**Task set**
1. In the text on sudden cardiac death research, what animal serves as the first animal model for the disease?
2. Please extract, word for word, the part of the sudden cardiac death text from "By monitoring what" to "never before available.".

**Text excerpt**
+---+
The researchers have circumvented the problem of having few human survivors to study by creating the hibernating myocardium phenomenon in the first animal model -- a pig -- for the disease, and implanting a defibrillator similar to that used in patients with advanced heart disease. When an arrhythmia that ordinarily would be fatal occurs, the defibrillator activates, saving the animal and providing a living model of the sudden cardiac death syndrome to study.
By monitoring what transpires in the heart cells leading up to a potentially fatal ventricular fibrillation, and analyzing the physical and biological changes in the heart post-SCD, the researchers can gain information never before available.
"Once an aborted sudden death episode occurs," said Canty, "we can study the heart physiologically, as well as identify transient cellular and molecular changes that may be going on at the time of an arrhythmia."
One of the major projects the center is undertaking involves comparing heart function in the animal model before and after the "sudden death episode" with heart function of patients with known coronary disease. In a parallel study, researchers will attempt to determine if the electrical problems seen in hibernating myocardium are caused by the presence or absence of receptors for neurotransmitters, such as norepinephrine, released during the activation of the sympathetic nerves controlling heart function.
+---+
**Given information**
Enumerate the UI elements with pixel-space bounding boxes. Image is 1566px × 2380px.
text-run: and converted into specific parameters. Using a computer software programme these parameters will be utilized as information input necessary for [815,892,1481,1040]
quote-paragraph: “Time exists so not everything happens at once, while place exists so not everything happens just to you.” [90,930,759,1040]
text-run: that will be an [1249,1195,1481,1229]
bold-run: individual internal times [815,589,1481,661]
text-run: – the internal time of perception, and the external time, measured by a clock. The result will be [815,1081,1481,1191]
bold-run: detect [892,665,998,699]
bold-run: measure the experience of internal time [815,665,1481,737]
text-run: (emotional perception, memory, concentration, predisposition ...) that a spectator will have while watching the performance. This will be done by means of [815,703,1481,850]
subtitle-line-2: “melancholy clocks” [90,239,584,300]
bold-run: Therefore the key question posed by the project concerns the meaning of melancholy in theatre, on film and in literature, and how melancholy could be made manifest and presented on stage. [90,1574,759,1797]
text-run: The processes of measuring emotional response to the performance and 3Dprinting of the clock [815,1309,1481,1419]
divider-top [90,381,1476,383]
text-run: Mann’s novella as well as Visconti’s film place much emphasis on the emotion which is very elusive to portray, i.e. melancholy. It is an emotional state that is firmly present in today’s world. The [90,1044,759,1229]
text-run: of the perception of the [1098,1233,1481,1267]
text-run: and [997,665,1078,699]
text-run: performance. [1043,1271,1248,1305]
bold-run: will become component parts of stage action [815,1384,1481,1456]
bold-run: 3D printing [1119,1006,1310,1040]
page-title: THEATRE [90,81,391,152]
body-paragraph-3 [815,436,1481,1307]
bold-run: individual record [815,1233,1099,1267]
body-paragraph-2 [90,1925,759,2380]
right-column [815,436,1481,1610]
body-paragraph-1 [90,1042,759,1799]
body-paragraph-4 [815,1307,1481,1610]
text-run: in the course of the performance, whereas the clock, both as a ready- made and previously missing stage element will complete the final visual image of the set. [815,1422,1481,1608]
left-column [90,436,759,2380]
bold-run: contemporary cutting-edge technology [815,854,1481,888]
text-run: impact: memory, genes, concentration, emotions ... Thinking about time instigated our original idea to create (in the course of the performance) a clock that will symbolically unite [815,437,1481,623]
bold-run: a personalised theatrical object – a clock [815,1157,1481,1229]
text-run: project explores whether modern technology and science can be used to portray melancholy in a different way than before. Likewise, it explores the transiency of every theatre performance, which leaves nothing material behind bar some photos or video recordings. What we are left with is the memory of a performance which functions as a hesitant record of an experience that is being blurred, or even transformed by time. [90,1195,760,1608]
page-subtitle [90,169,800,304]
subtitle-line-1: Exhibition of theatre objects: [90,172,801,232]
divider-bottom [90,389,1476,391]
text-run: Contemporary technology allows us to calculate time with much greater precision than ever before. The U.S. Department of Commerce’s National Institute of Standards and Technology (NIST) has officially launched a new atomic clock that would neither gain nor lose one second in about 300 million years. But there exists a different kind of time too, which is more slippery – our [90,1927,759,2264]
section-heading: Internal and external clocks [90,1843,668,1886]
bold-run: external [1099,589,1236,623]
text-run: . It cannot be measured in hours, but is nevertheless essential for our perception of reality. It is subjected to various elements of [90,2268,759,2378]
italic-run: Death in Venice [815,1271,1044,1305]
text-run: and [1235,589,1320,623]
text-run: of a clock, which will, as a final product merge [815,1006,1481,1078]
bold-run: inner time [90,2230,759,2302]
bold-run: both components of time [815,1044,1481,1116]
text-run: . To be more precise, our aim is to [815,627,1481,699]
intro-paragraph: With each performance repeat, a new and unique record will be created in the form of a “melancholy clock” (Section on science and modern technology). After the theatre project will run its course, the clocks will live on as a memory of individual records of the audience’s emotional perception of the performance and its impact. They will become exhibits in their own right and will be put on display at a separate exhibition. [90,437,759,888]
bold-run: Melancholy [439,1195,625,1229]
+---+
**Task results**
1. A pig.

2.
By monitoring what transpires in the heart cells leading up to a potentially fatal ventricular fibrillation, and analyzing the physical and biological changes in the heart post-SCD, the researchers can gain information never before available.